<<<<

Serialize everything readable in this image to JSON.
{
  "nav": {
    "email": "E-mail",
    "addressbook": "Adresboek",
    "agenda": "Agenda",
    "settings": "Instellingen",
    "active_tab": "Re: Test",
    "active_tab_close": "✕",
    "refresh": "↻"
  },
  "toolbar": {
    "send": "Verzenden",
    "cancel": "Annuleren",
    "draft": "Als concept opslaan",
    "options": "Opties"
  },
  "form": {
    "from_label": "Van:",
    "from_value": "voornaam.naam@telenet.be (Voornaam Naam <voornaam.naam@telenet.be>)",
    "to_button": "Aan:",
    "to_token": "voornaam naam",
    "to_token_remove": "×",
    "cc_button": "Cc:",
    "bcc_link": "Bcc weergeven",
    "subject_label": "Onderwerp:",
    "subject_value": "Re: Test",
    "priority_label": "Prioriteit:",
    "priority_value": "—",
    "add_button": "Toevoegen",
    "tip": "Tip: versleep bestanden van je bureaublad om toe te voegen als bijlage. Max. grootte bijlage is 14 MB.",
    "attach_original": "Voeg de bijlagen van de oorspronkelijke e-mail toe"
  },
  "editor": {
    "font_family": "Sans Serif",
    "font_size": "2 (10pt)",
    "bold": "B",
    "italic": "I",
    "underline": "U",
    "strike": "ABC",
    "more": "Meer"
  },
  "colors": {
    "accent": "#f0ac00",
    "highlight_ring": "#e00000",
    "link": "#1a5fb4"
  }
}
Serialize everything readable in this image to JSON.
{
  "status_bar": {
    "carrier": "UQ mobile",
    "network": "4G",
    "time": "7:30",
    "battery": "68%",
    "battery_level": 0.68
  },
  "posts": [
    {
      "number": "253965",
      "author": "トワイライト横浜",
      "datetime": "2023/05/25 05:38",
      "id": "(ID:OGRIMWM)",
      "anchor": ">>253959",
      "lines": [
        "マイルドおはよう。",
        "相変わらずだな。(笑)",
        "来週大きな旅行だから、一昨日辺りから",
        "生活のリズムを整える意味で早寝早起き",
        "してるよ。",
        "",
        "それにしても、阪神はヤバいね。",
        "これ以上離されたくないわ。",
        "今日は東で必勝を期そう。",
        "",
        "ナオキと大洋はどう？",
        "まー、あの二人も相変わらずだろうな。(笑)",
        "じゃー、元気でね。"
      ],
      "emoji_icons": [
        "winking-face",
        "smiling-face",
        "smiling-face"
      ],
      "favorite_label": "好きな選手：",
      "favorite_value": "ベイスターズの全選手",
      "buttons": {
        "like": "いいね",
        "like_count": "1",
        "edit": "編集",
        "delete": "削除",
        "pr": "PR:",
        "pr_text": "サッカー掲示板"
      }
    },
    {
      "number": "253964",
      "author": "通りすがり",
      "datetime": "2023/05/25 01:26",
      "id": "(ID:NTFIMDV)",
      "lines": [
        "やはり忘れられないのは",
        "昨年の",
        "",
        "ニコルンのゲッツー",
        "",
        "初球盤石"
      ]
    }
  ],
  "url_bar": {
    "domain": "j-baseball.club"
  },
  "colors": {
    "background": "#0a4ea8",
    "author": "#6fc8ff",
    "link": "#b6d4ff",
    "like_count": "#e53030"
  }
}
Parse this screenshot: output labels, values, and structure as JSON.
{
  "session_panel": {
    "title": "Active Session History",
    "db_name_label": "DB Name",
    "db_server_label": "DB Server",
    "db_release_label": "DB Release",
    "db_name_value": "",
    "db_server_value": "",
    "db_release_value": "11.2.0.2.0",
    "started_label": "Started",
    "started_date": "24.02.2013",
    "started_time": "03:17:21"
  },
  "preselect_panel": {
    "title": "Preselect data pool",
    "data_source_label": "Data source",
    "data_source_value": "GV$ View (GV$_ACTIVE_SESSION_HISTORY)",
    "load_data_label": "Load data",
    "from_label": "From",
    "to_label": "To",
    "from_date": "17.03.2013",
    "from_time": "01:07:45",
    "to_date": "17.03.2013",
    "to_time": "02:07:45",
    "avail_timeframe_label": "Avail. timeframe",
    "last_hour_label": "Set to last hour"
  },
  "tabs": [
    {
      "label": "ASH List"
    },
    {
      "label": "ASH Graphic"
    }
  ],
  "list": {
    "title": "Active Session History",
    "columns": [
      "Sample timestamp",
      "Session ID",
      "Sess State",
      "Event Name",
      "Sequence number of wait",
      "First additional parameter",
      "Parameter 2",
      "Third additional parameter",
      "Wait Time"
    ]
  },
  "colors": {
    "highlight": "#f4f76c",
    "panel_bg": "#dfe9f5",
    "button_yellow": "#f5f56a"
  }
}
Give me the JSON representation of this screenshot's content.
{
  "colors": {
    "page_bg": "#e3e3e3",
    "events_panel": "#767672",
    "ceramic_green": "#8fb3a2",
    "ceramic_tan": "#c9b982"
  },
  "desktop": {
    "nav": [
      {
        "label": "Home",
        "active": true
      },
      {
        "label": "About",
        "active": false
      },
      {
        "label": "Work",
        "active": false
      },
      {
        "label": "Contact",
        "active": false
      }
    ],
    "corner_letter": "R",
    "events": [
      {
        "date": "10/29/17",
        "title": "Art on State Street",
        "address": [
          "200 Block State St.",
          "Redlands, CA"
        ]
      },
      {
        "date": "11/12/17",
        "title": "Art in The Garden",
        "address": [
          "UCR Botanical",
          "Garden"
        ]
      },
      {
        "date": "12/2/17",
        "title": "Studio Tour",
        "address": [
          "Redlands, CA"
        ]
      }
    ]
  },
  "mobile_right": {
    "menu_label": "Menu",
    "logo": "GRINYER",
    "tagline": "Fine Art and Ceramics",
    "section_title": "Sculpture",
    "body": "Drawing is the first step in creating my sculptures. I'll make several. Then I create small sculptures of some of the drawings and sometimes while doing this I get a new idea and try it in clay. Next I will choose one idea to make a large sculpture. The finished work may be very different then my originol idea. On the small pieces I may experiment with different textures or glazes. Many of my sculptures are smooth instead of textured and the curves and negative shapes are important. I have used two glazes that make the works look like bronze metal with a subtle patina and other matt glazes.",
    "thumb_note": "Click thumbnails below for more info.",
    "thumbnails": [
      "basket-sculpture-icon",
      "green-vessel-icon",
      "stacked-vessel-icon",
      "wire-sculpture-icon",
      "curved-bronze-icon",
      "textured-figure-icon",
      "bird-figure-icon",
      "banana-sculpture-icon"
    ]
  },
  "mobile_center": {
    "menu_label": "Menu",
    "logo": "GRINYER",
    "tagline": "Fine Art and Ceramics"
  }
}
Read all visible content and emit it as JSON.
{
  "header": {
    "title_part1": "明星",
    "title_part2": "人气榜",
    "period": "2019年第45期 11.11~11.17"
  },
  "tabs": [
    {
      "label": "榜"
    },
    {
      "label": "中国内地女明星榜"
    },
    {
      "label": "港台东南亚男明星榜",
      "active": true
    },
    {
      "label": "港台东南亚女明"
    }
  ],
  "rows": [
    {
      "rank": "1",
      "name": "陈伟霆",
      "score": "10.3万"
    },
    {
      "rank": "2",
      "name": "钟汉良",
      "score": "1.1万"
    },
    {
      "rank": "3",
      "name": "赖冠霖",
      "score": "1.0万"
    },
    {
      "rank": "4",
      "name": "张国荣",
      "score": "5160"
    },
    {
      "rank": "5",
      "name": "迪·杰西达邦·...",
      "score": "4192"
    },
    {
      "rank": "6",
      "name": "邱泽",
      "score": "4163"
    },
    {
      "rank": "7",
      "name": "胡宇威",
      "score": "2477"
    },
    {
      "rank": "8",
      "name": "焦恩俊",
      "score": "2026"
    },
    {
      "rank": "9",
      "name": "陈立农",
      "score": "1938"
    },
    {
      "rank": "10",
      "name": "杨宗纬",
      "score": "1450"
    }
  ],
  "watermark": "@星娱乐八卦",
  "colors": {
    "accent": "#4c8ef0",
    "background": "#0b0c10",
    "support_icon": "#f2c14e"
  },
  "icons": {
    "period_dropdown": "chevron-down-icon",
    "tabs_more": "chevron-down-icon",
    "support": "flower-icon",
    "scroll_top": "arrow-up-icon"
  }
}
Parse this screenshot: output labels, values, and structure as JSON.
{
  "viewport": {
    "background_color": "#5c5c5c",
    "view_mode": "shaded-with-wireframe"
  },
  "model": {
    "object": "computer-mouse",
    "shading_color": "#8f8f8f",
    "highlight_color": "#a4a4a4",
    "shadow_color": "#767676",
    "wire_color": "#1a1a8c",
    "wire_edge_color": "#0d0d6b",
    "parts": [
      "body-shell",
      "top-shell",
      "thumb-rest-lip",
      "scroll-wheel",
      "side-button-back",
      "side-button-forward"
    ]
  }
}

>>>>

Examine the records and report how many lines contain the string "side". Only the number should be given.

2